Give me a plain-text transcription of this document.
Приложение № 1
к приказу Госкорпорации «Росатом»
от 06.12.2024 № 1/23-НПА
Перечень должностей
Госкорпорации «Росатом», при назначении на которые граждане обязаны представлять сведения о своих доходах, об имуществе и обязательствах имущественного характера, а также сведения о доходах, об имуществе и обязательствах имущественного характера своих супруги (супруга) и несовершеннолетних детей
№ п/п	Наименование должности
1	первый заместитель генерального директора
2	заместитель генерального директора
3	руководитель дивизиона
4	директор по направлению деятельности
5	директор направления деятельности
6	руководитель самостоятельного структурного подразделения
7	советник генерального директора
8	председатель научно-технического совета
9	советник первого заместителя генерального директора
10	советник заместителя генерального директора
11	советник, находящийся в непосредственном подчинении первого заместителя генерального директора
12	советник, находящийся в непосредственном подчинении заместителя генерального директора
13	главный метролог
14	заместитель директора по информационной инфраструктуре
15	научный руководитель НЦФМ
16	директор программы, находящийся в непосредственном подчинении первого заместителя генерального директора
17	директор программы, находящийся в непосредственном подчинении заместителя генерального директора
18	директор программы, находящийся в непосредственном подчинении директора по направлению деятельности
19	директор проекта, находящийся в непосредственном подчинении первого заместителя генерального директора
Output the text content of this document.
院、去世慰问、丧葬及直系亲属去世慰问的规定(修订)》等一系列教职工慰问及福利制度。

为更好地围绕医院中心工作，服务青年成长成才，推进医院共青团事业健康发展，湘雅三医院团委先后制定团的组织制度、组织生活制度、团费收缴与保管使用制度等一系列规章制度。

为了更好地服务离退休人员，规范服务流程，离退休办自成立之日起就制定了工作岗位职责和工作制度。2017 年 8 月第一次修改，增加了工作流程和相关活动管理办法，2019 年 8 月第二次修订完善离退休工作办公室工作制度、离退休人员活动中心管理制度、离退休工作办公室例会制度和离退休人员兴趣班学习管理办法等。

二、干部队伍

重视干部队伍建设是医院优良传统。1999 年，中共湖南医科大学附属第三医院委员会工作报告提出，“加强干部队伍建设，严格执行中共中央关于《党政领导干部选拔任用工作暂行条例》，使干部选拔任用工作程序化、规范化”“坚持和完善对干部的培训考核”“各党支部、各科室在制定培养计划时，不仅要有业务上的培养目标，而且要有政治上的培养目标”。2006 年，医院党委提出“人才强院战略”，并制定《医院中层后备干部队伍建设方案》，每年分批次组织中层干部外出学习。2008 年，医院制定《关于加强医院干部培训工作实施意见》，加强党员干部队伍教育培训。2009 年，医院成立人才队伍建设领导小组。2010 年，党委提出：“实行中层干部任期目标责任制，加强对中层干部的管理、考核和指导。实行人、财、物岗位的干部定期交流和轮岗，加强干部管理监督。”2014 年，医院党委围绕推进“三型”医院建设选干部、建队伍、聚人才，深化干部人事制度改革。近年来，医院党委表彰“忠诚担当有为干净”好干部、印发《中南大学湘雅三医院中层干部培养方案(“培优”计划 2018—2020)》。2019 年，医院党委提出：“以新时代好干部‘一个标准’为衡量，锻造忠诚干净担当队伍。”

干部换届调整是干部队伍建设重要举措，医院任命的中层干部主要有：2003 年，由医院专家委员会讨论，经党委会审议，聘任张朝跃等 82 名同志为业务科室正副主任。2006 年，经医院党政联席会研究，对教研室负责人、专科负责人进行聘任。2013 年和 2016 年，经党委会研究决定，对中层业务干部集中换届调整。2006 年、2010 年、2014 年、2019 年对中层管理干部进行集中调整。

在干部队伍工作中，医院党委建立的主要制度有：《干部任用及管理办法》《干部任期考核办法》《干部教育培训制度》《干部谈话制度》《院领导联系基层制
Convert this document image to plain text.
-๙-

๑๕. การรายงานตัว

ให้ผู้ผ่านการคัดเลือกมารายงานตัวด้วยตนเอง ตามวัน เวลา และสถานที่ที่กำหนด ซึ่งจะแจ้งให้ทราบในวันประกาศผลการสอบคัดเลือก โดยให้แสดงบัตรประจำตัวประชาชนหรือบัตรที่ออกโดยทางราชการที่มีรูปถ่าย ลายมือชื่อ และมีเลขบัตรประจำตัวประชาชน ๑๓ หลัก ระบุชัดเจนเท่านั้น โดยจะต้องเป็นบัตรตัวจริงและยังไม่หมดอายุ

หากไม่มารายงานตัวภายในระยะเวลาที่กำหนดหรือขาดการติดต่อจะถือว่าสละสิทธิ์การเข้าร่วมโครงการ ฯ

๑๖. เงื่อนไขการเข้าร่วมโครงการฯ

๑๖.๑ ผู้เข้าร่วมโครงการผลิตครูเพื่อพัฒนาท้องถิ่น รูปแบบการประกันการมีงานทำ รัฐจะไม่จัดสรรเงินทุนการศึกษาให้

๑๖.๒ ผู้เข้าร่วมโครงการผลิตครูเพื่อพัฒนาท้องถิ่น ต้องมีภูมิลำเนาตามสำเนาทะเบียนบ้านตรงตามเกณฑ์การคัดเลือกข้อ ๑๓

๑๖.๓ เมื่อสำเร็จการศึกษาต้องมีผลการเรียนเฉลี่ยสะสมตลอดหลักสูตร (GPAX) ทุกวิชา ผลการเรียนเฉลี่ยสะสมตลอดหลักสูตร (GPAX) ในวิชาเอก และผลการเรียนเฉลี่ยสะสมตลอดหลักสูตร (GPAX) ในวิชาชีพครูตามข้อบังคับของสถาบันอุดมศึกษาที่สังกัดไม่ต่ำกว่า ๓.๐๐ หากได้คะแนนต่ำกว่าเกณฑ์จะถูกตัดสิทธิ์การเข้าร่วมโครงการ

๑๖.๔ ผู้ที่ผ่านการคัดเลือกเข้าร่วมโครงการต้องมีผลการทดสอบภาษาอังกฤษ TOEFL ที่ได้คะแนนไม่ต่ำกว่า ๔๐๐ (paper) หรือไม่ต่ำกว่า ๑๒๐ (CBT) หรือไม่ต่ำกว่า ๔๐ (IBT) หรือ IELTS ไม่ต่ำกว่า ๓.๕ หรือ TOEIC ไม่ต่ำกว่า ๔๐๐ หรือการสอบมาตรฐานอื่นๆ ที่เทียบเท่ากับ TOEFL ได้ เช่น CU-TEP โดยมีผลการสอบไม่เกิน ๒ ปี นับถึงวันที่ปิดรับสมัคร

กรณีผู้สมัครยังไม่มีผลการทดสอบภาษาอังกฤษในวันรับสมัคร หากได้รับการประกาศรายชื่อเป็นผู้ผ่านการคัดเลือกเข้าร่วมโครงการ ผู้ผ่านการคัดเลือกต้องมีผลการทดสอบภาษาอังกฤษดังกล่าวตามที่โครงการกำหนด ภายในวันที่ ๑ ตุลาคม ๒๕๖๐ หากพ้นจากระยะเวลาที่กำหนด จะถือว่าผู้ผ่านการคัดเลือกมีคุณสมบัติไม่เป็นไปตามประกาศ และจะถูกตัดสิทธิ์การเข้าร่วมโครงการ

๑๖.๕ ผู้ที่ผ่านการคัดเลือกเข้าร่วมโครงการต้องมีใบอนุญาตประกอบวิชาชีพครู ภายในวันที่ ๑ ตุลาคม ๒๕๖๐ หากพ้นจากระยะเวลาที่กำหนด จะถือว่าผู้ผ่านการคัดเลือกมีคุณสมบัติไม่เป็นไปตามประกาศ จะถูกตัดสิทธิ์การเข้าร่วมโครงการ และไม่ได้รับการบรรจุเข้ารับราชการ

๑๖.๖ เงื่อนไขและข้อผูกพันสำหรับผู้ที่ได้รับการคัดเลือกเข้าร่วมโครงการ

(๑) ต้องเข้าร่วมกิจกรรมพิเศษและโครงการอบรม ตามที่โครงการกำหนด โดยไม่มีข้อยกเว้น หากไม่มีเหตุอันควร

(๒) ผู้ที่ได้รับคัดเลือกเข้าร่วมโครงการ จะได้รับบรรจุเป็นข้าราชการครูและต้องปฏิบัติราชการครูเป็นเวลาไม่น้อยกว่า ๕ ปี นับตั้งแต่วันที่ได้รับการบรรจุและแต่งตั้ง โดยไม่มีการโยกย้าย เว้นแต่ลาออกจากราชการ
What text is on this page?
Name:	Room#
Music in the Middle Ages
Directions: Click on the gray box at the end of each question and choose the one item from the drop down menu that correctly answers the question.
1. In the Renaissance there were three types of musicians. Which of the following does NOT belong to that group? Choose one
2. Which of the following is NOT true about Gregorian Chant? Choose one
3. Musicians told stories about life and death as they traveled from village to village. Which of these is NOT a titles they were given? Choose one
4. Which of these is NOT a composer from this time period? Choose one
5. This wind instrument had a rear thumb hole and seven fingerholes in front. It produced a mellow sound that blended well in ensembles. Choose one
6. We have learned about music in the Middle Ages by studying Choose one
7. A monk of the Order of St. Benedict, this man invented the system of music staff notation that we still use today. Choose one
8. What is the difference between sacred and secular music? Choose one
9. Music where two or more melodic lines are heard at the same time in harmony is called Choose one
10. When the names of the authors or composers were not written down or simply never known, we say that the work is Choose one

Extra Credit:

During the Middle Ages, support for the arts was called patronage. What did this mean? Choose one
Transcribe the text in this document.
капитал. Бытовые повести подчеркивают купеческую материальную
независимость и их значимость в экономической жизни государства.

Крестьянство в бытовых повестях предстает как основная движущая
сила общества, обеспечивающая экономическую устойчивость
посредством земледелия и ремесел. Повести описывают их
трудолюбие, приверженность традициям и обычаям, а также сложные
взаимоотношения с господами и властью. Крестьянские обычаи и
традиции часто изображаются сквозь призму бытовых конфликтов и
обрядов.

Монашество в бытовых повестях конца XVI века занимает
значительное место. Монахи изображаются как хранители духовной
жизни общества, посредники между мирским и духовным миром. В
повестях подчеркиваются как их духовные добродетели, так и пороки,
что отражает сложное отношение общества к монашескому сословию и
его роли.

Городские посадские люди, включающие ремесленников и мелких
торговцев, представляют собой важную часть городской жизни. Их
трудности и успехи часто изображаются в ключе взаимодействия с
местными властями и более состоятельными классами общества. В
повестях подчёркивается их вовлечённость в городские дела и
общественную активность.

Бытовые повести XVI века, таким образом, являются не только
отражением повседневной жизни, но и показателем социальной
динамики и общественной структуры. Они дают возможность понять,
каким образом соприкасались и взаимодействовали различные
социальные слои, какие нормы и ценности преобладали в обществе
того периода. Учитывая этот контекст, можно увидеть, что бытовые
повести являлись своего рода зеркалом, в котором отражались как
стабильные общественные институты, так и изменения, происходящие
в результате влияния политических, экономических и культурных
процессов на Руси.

****

→ **Exercise goal**
Above are the records. Copy every line in them holding "программы".

→ **Exercise solution**
16	директор программы, находящийся в непосредственном подчинении первого заместителя генерального директора
17	директор программы, находящийся в непосредственном подчинении заместителя генерального директора
18	директор программы, находящийся в непосредственном подчинении директора по направлению деятельности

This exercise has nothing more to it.